§ Goal of the exercise: Pull out every line below containing the word "name".

§ Source material:
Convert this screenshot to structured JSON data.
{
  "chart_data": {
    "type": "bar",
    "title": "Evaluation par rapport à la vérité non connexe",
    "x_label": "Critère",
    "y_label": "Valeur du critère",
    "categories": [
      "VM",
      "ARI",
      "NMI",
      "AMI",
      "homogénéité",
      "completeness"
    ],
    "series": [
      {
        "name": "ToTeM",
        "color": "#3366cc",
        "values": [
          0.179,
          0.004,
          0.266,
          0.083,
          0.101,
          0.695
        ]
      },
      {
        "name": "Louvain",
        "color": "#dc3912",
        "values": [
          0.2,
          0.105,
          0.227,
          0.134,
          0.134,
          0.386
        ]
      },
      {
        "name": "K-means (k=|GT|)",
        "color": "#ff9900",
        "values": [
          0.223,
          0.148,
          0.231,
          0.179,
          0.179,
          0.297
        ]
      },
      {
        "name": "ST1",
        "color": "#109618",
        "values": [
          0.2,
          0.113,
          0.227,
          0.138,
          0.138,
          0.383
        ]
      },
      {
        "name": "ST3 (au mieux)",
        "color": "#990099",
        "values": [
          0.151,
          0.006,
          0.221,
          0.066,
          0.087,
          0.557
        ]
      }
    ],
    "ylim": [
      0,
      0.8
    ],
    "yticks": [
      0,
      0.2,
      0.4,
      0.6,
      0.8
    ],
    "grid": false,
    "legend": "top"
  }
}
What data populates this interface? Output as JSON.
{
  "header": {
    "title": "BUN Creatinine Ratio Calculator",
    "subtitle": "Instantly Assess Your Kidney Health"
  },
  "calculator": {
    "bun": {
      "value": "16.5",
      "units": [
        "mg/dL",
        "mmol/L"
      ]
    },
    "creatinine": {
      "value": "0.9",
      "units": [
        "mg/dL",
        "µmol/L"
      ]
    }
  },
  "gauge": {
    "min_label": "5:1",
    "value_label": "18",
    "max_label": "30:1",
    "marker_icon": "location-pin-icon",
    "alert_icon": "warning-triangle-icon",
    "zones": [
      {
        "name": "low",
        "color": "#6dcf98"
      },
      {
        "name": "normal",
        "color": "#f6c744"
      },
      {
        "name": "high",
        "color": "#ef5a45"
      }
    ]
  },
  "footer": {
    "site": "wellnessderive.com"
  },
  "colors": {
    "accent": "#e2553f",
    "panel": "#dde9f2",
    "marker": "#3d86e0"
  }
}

§ Solved problem:
        "name": "ToTeM",
        "name": "Louvain",
        "name": "K-means (k=|GT|)",
        "name": "ST1",
        "name": "ST3 (au mieux)",
        "name": "low",
        "name": "normal",
        "name": "high",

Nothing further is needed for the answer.